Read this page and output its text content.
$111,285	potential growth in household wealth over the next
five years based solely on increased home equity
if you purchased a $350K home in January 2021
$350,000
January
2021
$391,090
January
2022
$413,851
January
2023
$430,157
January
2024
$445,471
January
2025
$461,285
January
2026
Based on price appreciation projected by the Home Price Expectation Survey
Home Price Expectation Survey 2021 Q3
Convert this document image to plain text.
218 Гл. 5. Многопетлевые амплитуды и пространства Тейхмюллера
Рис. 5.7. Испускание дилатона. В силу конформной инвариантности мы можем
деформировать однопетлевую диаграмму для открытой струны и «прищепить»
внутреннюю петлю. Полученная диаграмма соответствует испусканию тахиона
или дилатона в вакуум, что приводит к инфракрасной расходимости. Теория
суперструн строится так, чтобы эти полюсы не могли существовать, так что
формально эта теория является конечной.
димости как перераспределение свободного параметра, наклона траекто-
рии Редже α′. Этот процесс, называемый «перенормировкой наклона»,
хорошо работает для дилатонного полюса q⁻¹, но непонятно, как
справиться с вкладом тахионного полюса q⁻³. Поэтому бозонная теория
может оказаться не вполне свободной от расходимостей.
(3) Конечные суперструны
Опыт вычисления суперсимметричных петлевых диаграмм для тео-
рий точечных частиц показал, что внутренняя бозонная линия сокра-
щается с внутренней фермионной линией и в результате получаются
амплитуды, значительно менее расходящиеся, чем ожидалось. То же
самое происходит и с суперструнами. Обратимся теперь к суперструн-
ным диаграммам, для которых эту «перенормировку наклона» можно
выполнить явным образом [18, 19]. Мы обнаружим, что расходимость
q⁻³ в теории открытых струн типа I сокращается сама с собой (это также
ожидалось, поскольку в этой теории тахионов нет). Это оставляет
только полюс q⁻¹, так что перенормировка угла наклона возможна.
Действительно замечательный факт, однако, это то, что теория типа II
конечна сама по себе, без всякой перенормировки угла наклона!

************

> _Goal of the exercise_
All lines above with "Expectation" in them should be returned.

> _Output of the task_
Based on price appreciation projected by the Home Price Expectation Survey
Home Price Expectation Survey 2021 Q3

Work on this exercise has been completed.